* [Task] Print the complete set of entries exactly.

* [Exercise data]
++++++++

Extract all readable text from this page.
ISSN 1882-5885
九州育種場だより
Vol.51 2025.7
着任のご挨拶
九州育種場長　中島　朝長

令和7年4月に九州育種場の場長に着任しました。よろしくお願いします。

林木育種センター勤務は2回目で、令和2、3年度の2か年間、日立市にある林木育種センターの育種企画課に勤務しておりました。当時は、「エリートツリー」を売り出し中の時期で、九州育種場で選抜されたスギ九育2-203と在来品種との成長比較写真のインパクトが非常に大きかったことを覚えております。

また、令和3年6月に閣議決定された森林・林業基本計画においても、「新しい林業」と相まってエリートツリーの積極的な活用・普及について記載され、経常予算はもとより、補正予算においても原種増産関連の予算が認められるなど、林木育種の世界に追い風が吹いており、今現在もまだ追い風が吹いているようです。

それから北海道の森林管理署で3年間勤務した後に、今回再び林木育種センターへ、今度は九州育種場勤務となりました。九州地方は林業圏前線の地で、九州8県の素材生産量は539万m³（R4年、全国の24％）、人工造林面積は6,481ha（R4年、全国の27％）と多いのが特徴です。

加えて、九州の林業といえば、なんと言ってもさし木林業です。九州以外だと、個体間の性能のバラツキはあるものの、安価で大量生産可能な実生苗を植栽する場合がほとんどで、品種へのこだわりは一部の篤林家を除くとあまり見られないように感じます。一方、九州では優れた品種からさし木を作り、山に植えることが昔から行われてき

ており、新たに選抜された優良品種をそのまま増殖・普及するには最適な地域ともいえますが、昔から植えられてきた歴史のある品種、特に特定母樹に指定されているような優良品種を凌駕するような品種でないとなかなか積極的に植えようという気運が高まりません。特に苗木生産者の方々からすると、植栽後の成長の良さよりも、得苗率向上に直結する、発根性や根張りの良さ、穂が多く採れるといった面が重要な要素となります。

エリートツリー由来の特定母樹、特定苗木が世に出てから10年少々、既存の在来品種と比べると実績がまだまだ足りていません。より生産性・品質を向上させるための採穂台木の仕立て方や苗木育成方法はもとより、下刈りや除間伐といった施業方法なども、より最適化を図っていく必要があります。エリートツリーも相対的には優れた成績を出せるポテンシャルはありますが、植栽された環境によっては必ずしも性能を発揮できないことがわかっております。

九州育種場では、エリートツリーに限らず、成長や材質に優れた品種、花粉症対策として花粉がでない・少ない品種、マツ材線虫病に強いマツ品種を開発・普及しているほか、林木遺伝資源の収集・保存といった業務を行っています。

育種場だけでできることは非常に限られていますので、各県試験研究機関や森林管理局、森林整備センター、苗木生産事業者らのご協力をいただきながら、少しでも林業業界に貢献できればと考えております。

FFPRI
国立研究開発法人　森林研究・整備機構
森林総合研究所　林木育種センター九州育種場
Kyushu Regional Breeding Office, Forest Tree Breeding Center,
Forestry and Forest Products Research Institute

++++++++

* [Result of the exercise]
Extract all readable text from this page.
ISSN 1882-5885
九州育種場だより
Vol.51 2025.7
着任のご挨拶
九州育種場長　中島　朝長

令和7年4月に九州育種場の場長に着任しました。よろしくお願いします。

林木育種センター勤務は2回目で、令和2、3年度の2か年間、日立市にある林木育種センターの育種企画課に勤務しておりました。当時は、「エリートツリー」を売り出し中の時期で、九州育種場で選抜されたスギ九育2-203と在来品種との成長比較写真のインパクトが非常に大きかったことを覚えております。

また、令和3年6月に閣議決定された森林・林業基本計画においても、「新しい林業」と相まってエリートツリーの積極的な活用・普及について記載され、経常予算はもとより、補正予算においても原種増産関連の予算が認められるなど、林木育種の世界に追い風が吹いており、今現在もまだ追い風が吹いているようです。

それから北海道の森林管理署で3年間勤務した後に、今回再び林木育種センターへ、今度は九州育種場勤務となりました。九州地方は林業圏前線の地で、九州8県の素材生産量は539万m³（R4年、全国の24％）、人工造林面積は6,481ha（R4年、全国の27％）と多いのが特徴です。

加えて、九州の林業といえば、なんと言ってもさし木林業です。九州以外だと、個体間の性能のバラツキはあるものの、安価で大量生産可能な実生苗を植栽する場合がほとんどで、品種へのこだわりは一部の篤林家を除くとあまり見られないように感じます。一方、九州では優れた品種からさし木を作り、山に植えることが昔から行われてき

ており、新たに選抜された優良品種をそのまま増殖・普及するには最適な地域ともいえますが、昔から植えられてきた歴史のある品種、特に特定母樹に指定されているような優良品種を凌駕するような品種でないとなかなか積極的に植えようという気運が高まりません。特に苗木生産者の方々からすると、植栽後の成長の良さよりも、得苗率向上に直結する、発根性や根張りの良さ、穂が多く採れるといった面が重要な要素となります。

エリートツリー由来の特定母樹、特定苗木が世に出てから10年少々、既存の在来品種と比べると実績がまだまだ足りていません。より生産性・品質を向上させるための採穂台木の仕立て方や苗木育成方法はもとより、下刈りや除間伐といった施業方法なども、より最適化を図っていく必要があります。エリートツリーも相対的には優れた成績を出せるポテンシャルはありますが、植栽された環境によっては必ずしも性能を発揮できないことがわかっております。

九州育種場では、エリートツリーに限らず、成長や材質に優れた品種、花粉症対策として花粉がでない・少ない品種、マツ材線虫病に強いマツ品種を開発・普及しているほか、林木遺伝資源の収集・保存といった業務を行っています。

育種場だけでできることは非常に限られていますので、各県試験研究機関や森林管理局、森林整備センター、苗木生産事業者らのご協力をいただきながら、少しでも林業業界に貢献できればと考えております。

FFPRI
国立研究開発法人　森林研究・整備機構
森林総合研究所　林木育種センター九州育種場
Kyushu Regional Breeding Office, Forest Tree Breeding Center,
Forestry and Forest Products Research Institute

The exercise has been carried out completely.